(Extracted records)
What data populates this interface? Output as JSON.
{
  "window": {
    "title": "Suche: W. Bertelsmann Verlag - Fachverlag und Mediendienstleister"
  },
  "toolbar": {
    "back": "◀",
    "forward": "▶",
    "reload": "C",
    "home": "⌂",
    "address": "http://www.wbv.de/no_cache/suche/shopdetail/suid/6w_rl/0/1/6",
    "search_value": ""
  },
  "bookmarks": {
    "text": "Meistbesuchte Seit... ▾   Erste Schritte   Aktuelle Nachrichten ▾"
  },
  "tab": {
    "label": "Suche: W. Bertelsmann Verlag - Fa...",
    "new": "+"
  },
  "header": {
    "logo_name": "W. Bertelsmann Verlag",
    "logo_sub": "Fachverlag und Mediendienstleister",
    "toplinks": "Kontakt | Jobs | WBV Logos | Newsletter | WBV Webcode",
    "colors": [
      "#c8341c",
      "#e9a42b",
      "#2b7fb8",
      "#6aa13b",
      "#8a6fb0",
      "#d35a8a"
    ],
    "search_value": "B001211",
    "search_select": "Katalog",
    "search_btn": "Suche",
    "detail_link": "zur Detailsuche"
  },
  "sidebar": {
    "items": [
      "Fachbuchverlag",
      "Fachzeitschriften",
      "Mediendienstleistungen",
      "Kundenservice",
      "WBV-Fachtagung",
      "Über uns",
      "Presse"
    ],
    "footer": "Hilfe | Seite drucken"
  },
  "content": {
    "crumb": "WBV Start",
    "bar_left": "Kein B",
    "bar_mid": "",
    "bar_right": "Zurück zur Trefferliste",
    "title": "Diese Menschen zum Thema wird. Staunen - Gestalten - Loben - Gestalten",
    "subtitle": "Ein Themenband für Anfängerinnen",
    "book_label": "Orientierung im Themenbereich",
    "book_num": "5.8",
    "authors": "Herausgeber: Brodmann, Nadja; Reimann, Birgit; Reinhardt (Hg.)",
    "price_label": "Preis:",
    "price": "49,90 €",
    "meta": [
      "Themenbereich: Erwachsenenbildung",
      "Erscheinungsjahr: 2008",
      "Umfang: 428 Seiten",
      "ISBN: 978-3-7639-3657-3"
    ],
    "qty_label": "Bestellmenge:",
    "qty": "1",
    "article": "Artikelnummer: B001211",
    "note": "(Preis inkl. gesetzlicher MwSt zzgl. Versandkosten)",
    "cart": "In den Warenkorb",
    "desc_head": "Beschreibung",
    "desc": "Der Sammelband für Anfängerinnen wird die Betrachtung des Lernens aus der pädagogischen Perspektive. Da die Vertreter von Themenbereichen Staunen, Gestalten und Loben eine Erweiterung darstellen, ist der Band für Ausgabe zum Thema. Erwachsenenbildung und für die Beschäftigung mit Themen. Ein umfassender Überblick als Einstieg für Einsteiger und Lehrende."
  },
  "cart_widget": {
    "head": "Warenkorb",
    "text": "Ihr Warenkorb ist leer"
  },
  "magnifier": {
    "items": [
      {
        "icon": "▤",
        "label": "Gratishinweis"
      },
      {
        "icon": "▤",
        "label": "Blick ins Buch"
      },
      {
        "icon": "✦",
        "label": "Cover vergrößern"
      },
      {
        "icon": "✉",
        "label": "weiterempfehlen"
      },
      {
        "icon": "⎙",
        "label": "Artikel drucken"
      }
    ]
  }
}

REQUIRED TASK: Write the listing out again, exactly as shown above.

TASK ANSWER:
What data populates this interface? Output as JSON.
{
  "window": {
    "title": "Suche: W. Bertelsmann Verlag - Fachverlag und Mediendienstleister"
  },
  "toolbar": {
    "back": "◀",
    "forward": "▶",
    "reload": "C",
    "home": "⌂",
    "address": "http://www.wbv.de/no_cache/suche/shopdetail/suid/6w_rl/0/1/6",
    "search_value": ""
  },
  "bookmarks": {
    "text": "Meistbesuchte Seit... ▾   Erste Schritte   Aktuelle Nachrichten ▾"
  },
  "tab": {
    "label": "Suche: W. Bertelsmann Verlag - Fa...",
    "new": "+"
  },
  "header": {
    "logo_name": "W. Bertelsmann Verlag",
    "logo_sub": "Fachverlag und Mediendienstleister",
    "toplinks": "Kontakt | Jobs | WBV Logos | Newsletter | WBV Webcode",
    "colors": [
      "#c8341c",
      "#e9a42b",
      "#2b7fb8",
      "#6aa13b",
      "#8a6fb0",
      "#d35a8a"
    ],
    "search_value": "B001211",
    "search_select": "Katalog",
    "search_btn": "Suche",
    "detail_link": "zur Detailsuche"
  },
  "sidebar": {
    "items": [
      "Fachbuchverlag",
      "Fachzeitschriften",
      "Mediendienstleistungen",
      "Kundenservice",
      "WBV-Fachtagung",
      "Über uns",
      "Presse"
    ],
    "footer": "Hilfe | Seite drucken"
  },
  "content": {
    "crumb": "WBV Start",
    "bar_left": "Kein B",
    "bar_mid": "",
    "bar_right": "Zurück zur Trefferliste",
    "title": "Diese Menschen zum Thema wird. Staunen - Gestalten - Loben - Gestalten",
    "subtitle": "Ein Themenband für Anfängerinnen",
    "book_label": "Orientierung im Themenbereich",
    "book_num": "5.8",
    "authors": "Herausgeber: Brodmann, Nadja; Reimann, Birgit; Reinhardt (Hg.)",
    "price_label": "Preis:",
    "price": "49,90 €",
    "meta": [
      "Themenbereich: Erwachsenenbildung",
      "Erscheinungsjahr: 2008",
      "Umfang: 428 Seiten",
      "ISBN: 978-3-7639-3657-3"
    ],
    "qty_label": "Bestellmenge:",
    "qty": "1",
    "article": "Artikelnummer: B001211",
    "note": "(Preis inkl. gesetzlicher MwSt zzgl. Versandkosten)",
    "cart": "In den Warenkorb",
    "desc_head": "Beschreibung",
    "desc": "Der Sammelband für Anfängerinnen wird die Betrachtung des Lernens aus der pädagogischen Perspektive. Da die Vertreter von Themenbereichen Staunen, Gestalten und Loben eine Erweiterung darstellen, ist der Band für Ausgabe zum Thema. Erwachsenenbildung und für die Beschäftigung mit Themen. Ein umfassender Überblick als Einstieg für Einsteiger und Lehrende."
  },
  "cart_widget": {
    "head": "Warenkorb",
    "text": "Ihr Warenkorb ist leer"
  },
  "magnifier": {
    "items": [
      {
        "icon": "▤",
        "label": "Gratishinweis"
      },
      {
        "icon": "▤",
        "label": "Blick ins Buch"
      },
      {
        "icon": "✦",
        "label": "Cover vergrößern"
      },
      {
        "icon": "✉",
        "label": "weiterempfehlen"
      },
      {
        "icon": "⎙",
        "label": "Artikel drucken"
      }
    ]
  }
}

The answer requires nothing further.